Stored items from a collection
————————
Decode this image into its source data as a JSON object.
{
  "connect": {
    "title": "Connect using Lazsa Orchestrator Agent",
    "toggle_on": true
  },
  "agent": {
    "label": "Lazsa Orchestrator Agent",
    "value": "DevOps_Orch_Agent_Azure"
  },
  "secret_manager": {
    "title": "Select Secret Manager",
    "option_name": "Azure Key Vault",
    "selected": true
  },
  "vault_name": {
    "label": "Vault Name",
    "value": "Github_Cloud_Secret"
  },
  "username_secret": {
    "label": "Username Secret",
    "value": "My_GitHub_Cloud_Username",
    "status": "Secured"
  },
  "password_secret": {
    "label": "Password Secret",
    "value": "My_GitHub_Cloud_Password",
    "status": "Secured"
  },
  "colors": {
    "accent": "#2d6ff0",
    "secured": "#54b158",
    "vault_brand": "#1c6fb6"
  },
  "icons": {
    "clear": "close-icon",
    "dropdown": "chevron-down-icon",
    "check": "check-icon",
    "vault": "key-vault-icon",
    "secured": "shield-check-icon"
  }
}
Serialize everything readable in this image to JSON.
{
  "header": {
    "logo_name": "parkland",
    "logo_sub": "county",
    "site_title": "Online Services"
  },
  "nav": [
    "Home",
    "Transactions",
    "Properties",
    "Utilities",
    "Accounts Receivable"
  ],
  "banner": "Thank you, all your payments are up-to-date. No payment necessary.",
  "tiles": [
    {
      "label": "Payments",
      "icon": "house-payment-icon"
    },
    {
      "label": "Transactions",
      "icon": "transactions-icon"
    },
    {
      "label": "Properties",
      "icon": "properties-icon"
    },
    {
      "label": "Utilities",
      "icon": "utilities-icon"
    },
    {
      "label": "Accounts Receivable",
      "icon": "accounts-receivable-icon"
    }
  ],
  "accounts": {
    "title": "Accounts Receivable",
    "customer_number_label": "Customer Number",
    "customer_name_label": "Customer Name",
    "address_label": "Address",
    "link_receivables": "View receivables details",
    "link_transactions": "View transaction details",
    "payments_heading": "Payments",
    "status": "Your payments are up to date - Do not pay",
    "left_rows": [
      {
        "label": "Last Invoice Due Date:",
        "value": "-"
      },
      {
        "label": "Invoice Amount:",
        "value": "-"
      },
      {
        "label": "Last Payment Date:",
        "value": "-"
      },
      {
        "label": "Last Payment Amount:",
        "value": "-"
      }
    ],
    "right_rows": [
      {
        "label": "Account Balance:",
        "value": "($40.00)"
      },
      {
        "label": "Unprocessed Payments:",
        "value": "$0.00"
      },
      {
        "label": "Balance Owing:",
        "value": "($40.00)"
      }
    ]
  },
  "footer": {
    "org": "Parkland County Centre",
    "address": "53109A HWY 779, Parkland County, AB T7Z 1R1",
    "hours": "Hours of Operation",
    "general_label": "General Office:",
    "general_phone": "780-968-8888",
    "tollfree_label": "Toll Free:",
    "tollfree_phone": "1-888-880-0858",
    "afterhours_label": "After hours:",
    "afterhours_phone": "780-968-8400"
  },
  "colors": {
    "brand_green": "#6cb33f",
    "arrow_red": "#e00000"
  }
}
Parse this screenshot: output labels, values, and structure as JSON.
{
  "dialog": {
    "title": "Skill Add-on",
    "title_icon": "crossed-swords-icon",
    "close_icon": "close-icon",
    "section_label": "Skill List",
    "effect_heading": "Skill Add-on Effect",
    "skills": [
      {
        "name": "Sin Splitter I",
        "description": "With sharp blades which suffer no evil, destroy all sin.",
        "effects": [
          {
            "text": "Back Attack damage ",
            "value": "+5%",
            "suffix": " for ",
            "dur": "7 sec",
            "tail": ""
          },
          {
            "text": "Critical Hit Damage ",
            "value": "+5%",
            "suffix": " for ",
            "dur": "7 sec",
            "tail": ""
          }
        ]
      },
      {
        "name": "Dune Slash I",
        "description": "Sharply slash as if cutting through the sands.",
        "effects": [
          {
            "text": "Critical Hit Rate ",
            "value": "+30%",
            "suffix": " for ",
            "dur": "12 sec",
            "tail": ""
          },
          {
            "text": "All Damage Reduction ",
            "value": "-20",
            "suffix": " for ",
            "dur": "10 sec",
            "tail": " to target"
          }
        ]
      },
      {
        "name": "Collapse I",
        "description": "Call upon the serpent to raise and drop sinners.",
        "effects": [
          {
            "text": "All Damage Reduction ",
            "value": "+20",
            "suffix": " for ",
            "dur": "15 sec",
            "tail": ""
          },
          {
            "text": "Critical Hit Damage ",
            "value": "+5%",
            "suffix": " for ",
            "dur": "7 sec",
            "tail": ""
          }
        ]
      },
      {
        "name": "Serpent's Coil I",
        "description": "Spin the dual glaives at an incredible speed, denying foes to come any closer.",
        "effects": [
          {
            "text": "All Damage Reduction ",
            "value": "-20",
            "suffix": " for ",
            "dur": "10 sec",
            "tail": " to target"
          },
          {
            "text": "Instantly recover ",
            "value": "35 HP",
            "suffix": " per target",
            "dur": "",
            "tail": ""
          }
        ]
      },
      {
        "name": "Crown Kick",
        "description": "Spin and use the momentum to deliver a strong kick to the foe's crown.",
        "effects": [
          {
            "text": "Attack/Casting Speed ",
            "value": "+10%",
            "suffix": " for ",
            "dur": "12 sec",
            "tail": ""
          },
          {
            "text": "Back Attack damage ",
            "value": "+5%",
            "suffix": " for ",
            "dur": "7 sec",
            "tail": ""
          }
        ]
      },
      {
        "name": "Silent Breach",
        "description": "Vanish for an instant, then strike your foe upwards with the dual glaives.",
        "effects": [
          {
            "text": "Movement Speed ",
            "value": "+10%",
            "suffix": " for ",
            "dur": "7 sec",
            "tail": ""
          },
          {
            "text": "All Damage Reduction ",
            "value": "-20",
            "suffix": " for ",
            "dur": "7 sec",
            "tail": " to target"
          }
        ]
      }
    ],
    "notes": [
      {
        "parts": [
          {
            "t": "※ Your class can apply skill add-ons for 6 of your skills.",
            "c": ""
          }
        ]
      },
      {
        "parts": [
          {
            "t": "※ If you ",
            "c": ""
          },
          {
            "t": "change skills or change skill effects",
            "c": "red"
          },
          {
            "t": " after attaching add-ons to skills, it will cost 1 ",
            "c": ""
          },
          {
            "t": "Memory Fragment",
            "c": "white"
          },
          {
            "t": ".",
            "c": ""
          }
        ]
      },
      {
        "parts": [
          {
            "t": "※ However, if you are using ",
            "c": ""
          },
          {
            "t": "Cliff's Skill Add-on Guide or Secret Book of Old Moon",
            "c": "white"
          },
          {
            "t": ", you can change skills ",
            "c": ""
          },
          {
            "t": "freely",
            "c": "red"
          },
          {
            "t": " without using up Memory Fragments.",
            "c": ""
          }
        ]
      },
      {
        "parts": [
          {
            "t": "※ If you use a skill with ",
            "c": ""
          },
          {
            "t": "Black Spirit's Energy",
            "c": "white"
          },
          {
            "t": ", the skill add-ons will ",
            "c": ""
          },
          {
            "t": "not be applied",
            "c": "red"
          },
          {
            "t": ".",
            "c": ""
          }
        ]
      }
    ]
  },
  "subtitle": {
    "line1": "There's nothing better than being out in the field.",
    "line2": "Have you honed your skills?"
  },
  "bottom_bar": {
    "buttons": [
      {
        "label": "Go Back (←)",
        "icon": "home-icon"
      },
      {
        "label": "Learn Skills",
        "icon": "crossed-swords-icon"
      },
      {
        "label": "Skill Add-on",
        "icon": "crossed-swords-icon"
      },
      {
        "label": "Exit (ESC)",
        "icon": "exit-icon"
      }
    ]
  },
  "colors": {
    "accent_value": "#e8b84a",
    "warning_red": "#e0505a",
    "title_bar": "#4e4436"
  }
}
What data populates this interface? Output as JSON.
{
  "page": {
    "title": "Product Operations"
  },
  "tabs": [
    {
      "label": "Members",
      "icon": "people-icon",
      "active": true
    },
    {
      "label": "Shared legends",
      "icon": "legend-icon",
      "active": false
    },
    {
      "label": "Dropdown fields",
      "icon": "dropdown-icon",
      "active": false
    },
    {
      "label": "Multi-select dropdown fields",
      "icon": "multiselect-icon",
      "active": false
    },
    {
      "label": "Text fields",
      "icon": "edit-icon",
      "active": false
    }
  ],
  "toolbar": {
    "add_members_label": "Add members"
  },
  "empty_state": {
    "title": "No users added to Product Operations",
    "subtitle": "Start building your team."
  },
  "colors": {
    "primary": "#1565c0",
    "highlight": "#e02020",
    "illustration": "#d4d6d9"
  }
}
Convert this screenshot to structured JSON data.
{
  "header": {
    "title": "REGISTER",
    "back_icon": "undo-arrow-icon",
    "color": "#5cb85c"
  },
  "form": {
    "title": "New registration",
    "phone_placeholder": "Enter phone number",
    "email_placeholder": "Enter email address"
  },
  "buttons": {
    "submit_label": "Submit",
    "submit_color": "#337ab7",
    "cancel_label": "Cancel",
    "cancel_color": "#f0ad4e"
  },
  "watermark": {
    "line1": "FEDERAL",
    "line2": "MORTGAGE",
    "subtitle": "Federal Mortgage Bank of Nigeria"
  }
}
————————
[Exercise details]: Copy each line containing the word "Spin" from the data.

[Answer to this exercise]:
        "description": "Spin the dual glaives at an incredible speed, denying foes to come any closer.",
        "description": "Spin and use the momentum to deliver a strong kick to the foe's crown.",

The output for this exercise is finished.